Problem details
The entries below should be quoted exactly, with no pictures carried over.
--- BEGIN Data provided ---
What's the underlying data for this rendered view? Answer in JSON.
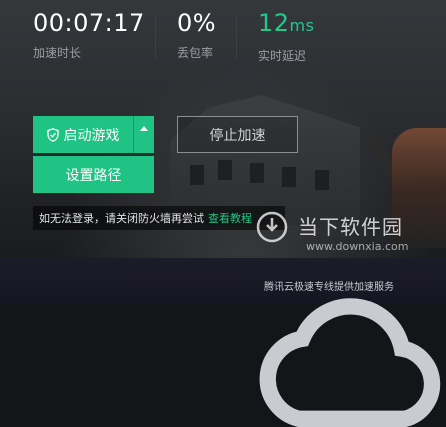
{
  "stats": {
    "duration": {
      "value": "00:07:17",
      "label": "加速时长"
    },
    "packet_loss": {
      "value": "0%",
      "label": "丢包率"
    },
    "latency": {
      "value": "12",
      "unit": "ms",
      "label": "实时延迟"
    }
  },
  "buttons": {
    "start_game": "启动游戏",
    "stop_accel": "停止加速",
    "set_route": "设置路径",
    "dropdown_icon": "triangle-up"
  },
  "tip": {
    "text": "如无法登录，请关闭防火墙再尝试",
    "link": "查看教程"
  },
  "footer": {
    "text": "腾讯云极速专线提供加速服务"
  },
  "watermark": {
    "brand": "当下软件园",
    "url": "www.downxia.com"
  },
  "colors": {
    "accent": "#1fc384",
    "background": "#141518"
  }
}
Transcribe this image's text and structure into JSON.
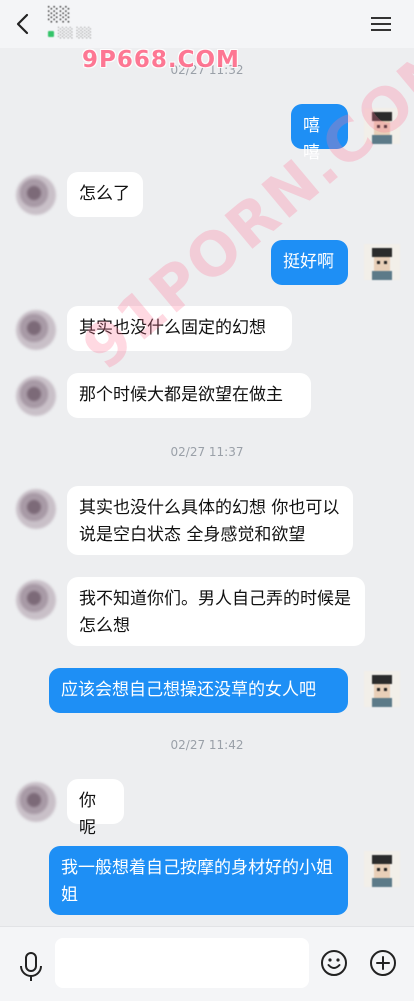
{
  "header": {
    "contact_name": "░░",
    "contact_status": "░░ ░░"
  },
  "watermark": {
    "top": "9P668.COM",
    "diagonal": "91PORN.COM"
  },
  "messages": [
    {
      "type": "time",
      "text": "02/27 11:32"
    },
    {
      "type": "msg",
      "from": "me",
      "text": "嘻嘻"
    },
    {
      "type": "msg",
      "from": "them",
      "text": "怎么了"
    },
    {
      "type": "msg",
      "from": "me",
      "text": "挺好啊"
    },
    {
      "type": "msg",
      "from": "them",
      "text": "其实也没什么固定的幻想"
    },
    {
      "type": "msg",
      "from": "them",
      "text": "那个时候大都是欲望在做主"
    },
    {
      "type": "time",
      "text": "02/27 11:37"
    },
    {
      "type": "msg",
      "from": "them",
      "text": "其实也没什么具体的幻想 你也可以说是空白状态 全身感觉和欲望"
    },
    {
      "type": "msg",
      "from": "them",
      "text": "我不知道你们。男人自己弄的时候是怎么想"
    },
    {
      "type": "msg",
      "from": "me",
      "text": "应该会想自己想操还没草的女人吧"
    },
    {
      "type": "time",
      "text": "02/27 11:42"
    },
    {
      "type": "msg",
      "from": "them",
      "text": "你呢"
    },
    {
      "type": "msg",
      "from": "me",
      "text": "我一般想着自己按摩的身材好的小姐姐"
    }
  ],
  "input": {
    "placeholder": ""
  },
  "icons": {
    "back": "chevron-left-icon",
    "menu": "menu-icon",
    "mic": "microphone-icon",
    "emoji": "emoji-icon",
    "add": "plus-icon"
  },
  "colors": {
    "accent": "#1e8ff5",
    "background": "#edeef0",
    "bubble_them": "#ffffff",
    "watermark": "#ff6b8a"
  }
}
--- END Data provided ---
The reply
What's the underlying data for this rendered view? Answer in JSON.
{
  "stats": {
    "duration": {
      "value": "00:07:17",
      "label": "加速时长"
    },
    "packet_loss": {
      "value": "0%",
      "label": "丢包率"
    },
    "latency": {
      "value": "12",
      "unit": "ms",
      "label": "实时延迟"
    }
  },
  "buttons": {
    "start_game": "启动游戏",
    "stop_accel": "停止加速",
    "set_route": "设置路径",
    "dropdown_icon": "triangle-up"
  },
  "tip": {
    "text": "如无法登录，请关闭防火墙再尝试",
    "link": "查看教程"
  },
  "footer": {
    "text": "腾讯云极速专线提供加速服务"
  },
  "watermark": {
    "brand": "当下软件园",
    "url": "www.downxia.com"
  },
  "colors": {
    "accent": "#1fc384",
    "background": "#141518"
  }
}
Transcribe this image's text and structure into JSON.
{
  "header": {
    "contact_name": "░░",
    "contact_status": "░░ ░░"
  },
  "watermark": {
    "top": "9P668.COM",
    "diagonal": "91PORN.COM"
  },
  "messages": [
    {
      "type": "time",
      "text": "02/27 11:32"
    },
    {
      "type": "msg",
      "from": "me",
      "text": "嘻嘻"
    },
    {
      "type": "msg",
      "from": "them",
      "text": "怎么了"
    },
    {
      "type": "msg",
      "from": "me",
      "text": "挺好啊"
    },
    {
      "type": "msg",
      "from": "them",
      "text": "其实也没什么固定的幻想"
    },
    {
      "type": "msg",
      "from": "them",
      "text": "那个时候大都是欲望在做主"
    },
    {
      "type": "time",
      "text": "02/27 11:37"
    },
    {
      "type": "msg",
      "from": "them",
      "text": "其实也没什么具体的幻想 你也可以说是空白状态 全身感觉和欲望"
    },
    {
      "type": "msg",
      "from": "them",
      "text": "我不知道你们。男人自己弄的时候是怎么想"
    },
    {
      "type": "msg",
      "from": "me",
      "text": "应该会想自己想操还没草的女人吧"
    },
    {
      "type": "time",
      "text": "02/27 11:42"
    },
    {
      "type": "msg",
      "from": "them",
      "text": "你呢"
    },
    {
      "type": "msg",
      "from": "me",
      "text": "我一般想着自己按摩的身材好的小姐姐"
    }
  ],
  "input": {
    "placeholder": ""
  },
  "icons": {
    "back": "chevron-left-icon",
    "menu": "menu-icon",
    "mic": "microphone-icon",
    "emoji": "emoji-icon",
    "add": "plus-icon"
  },
  "colors": {
    "accent": "#1e8ff5",
    "background": "#edeef0",
    "bubble_them": "#ffffff",
    "watermark": "#ff6b8a"
  }
}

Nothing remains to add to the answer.